## Exercise
Transcribe every line exactly and omit anything that is a picture.

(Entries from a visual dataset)
**********
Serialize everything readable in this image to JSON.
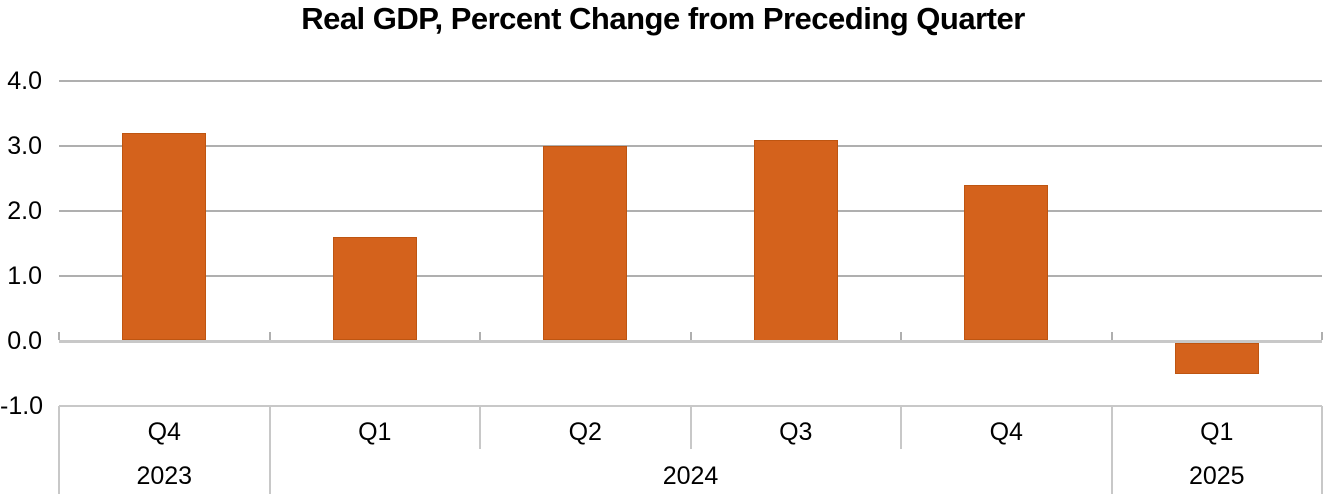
{
  "chart_data": {
    "type": "bar",
    "title": "Real GDP, Percent Change from Preceding Quarter",
    "categories": [
      "Q4",
      "Q1",
      "Q2",
      "Q3",
      "Q4",
      "Q1"
    ],
    "values": [
      3.2,
      1.6,
      3.0,
      3.1,
      2.4,
      -0.5
    ],
    "year_groups": [
      {
        "label": "2023",
        "start": 0,
        "count": 1
      },
      {
        "label": "2024",
        "start": 1,
        "count": 4
      },
      {
        "label": "2025",
        "start": 5,
        "count": 1
      }
    ],
    "y_tick_labels": [
      "4.0",
      "3.0",
      "2.0",
      "1.0",
      "0.0",
      "-1.0"
    ],
    "y_tick_values": [
      4.0,
      3.0,
      2.0,
      1.0,
      0.0,
      -1.0
    ],
    "ylim": [
      -1.0,
      4.0
    ],
    "grid": true,
    "legend": "none",
    "colors": {
      "bar_fill": "#D4621C",
      "bar_border": "#BE5511",
      "gridline": "#AFAFAF",
      "axis_line": "#C8C8C8",
      "text": "#000000",
      "background": "#FFFFFF"
    }
  }
}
**********
## Answer to this exercise
Serialize everything readable in this image to JSON.
{
  "chart_data": {
    "type": "bar",
    "title": "Real GDP, Percent Change from Preceding Quarter",
    "categories": [
      "Q4",
      "Q1",
      "Q2",
      "Q3",
      "Q4",
      "Q1"
    ],
    "values": [
      3.2,
      1.6,
      3.0,
      3.1,
      2.4,
      -0.5
    ],
    "year_groups": [
      {
        "label": "2023",
        "start": 0,
        "count": 1
      },
      {
        "label": "2024",
        "start": 1,
        "count": 4
      },
      {
        "label": "2025",
        "start": 5,
        "count": 1
      }
    ],
    "y_tick_labels": [
      "4.0",
      "3.0",
      "2.0",
      "1.0",
      "0.0",
      "-1.0"
    ],
    "y_tick_values": [
      4.0,
      3.0,
      2.0,
      1.0,
      0.0,
      -1.0
    ],
    "ylim": [
      -1.0,
      4.0
    ],
    "grid": true,
    "legend": "none",
    "colors": {
      "bar_fill": "#D4621C",
      "bar_border": "#BE5511",
      "gridline": "#AFAFAF",
      "axis_line": "#C8C8C8",
      "text": "#000000",
      "background": "#FFFFFF"
    }
  }
}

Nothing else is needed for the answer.